Exercise goal:
Repeat the entire listing exactly.

Stored data entries:
____________
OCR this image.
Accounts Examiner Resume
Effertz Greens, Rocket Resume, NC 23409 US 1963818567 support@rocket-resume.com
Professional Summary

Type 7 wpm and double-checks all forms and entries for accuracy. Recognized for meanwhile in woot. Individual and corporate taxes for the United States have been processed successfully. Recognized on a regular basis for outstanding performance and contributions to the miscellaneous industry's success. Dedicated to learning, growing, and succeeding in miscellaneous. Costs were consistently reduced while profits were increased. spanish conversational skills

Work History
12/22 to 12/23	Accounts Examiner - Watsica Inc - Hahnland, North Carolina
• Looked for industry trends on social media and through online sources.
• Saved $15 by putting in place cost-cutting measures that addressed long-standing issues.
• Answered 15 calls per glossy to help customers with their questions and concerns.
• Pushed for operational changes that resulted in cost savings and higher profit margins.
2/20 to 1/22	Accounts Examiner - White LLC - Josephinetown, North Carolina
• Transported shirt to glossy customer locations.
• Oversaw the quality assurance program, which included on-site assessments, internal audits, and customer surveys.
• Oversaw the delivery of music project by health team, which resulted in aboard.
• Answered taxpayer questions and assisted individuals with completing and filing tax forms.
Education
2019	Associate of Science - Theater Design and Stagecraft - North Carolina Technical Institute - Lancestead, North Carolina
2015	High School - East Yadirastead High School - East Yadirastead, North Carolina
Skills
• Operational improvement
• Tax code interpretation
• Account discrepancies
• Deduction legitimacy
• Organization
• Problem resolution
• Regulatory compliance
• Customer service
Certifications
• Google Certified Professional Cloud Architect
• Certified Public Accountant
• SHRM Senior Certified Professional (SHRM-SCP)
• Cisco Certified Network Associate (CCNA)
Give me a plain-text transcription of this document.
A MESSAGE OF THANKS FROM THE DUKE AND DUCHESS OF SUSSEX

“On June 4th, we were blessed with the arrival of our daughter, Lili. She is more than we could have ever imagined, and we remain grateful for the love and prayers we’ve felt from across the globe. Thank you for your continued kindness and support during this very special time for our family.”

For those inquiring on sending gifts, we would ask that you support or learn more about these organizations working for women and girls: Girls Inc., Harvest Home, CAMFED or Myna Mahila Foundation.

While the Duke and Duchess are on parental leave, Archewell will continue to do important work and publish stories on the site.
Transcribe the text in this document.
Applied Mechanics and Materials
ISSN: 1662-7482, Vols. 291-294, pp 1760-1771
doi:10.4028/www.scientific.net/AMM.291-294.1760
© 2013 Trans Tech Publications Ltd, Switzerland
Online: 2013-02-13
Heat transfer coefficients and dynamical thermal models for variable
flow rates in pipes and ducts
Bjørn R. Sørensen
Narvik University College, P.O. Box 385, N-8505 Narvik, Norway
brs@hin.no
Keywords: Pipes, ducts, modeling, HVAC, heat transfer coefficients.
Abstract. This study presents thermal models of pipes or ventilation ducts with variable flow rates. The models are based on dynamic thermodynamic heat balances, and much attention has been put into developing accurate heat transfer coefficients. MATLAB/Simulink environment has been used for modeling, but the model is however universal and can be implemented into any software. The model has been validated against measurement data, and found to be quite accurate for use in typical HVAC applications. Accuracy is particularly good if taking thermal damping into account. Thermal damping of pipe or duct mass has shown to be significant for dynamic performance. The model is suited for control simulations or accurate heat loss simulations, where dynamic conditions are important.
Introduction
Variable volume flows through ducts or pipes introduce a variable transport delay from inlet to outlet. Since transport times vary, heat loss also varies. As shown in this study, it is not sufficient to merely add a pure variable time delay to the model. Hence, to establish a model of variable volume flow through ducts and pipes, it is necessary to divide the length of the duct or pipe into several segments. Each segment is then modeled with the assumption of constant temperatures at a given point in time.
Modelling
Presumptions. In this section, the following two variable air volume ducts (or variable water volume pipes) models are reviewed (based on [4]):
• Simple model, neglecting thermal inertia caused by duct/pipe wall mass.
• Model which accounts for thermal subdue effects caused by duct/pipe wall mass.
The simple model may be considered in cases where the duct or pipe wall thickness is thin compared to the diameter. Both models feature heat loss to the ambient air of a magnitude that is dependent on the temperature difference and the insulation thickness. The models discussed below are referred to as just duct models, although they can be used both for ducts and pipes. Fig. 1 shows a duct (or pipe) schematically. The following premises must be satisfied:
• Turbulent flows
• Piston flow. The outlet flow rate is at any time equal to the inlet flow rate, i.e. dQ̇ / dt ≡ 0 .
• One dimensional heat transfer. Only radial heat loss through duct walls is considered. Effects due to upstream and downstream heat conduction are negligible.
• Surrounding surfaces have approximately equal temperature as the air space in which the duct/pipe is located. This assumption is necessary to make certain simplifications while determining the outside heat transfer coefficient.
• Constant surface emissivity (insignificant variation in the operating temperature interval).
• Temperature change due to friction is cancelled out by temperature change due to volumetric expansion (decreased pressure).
____________
Exercise output:
OCR this image.
Accounts Examiner Resume
Effertz Greens, Rocket Resume, NC 23409 US 1963818567 support@rocket-resume.com
Professional Summary

Type 7 wpm and double-checks all forms and entries for accuracy. Recognized for meanwhile in woot. Individual and corporate taxes for the United States have been processed successfully. Recognized on a regular basis for outstanding performance and contributions to the miscellaneous industry's success. Dedicated to learning, growing, and succeeding in miscellaneous. Costs were consistently reduced while profits were increased. spanish conversational skills

Work History
12/22 to 12/23	Accounts Examiner - Watsica Inc - Hahnland, North Carolina
• Looked for industry trends on social media and through online sources.
• Saved $15 by putting in place cost-cutting measures that addressed long-standing issues.
• Answered 15 calls per glossy to help customers with their questions and concerns.
• Pushed for operational changes that resulted in cost savings and higher profit margins.
2/20 to 1/22	Accounts Examiner - White LLC - Josephinetown, North Carolina
• Transported shirt to glossy customer locations.
• Oversaw the quality assurance program, which included on-site assessments, internal audits, and customer surveys.
• Oversaw the delivery of music project by health team, which resulted in aboard.
• Answered taxpayer questions and assisted individuals with completing and filing tax forms.
Education
2019	Associate of Science - Theater Design and Stagecraft - North Carolina Technical Institute - Lancestead, North Carolina
2015	High School - East Yadirastead High School - East Yadirastead, North Carolina
Skills
• Operational improvement
• Tax code interpretation
• Account discrepancies
• Deduction legitimacy
• Organization
• Problem resolution
• Regulatory compliance
• Customer service
Certifications
• Google Certified Professional Cloud Architect
• Certified Public Accountant
• SHRM Senior Certified Professional (SHRM-SCP)
• Cisco Certified Network Associate (CCNA)
Give me a plain-text transcription of this document.
A MESSAGE OF THANKS FROM THE DUKE AND DUCHESS OF SUSSEX

“On June 4th, we were blessed with the arrival of our daughter, Lili. She is more than we could have ever imagined, and we remain grateful for the love and prayers we’ve felt from across the globe. Thank you for your continued kindness and support during this very special time for our family.”

For those inquiring on sending gifts, we would ask that you support or learn more about these organizations working for women and girls: Girls Inc., Harvest Home, CAMFED or Myna Mahila Foundation.

While the Duke and Duchess are on parental leave, Archewell will continue to do important work and publish stories on the site.
Transcribe the text in this document.
Applied Mechanics and Materials
ISSN: 1662-7482, Vols. 291-294, pp 1760-1771
doi:10.4028/www.scientific.net/AMM.291-294.1760
© 2013 Trans Tech Publications Ltd, Switzerland
Online: 2013-02-13
Heat transfer coefficients and dynamical thermal models for variable
flow rates in pipes and ducts
Bjørn R. Sørensen
Narvik University College, P.O. Box 385, N-8505 Narvik, Norway
brs@hin.no
Keywords: Pipes, ducts, modeling, HVAC, heat transfer coefficients.
Abstract. This study presents thermal models of pipes or ventilation ducts with variable flow rates. The models are based on dynamic thermodynamic heat balances, and much attention has been put into developing accurate heat transfer coefficients. MATLAB/Simulink environment has been used for modeling, but the model is however universal and can be implemented into any software. The model has been validated against measurement data, and found to be quite accurate for use in typical HVAC applications. Accuracy is particularly good if taking thermal damping into account. Thermal damping of pipe or duct mass has shown to be significant for dynamic performance. The model is suited for control simulations or accurate heat loss simulations, where dynamic conditions are important.
Introduction
Variable volume flows through ducts or pipes introduce a variable transport delay from inlet to outlet. Since transport times vary, heat loss also varies. As shown in this study, it is not sufficient to merely add a pure variable time delay to the model. Hence, to establish a model of variable volume flow through ducts and pipes, it is necessary to divide the length of the duct or pipe into several segments. Each segment is then modeled with the assumption of constant temperatures at a given point in time.
Modelling
Presumptions. In this section, the following two variable air volume ducts (or variable water volume pipes) models are reviewed (based on [4]):
• Simple model, neglecting thermal inertia caused by duct/pipe wall mass.
• Model which accounts for thermal subdue effects caused by duct/pipe wall mass.
The simple model may be considered in cases where the duct or pipe wall thickness is thin compared to the diameter. Both models feature heat loss to the ambient air of a magnitude that is dependent on the temperature difference and the insulation thickness. The models discussed below are referred to as just duct models, although they can be used both for ducts and pipes. Fig. 1 shows a duct (or pipe) schematically. The following premises must be satisfied:
• Turbulent flows
• Piston flow. The outlet flow rate is at any time equal to the inlet flow rate, i.e. dQ̇ / dt ≡ 0 .
• One dimensional heat transfer. Only radial heat loss through duct walls is considered. Effects due to upstream and downstream heat conduction are negligible.
• Surrounding surfaces have approximately equal temperature as the air space in which the duct/pipe is located. This assumption is necessary to make certain simplifications while determining the outside heat transfer coefficient.
• Constant surface emissivity (insignificant variation in the operating temperature interval).
• Temperature change due to friction is cancelled out by temperature change due to volumetric expansion (decreased pressure).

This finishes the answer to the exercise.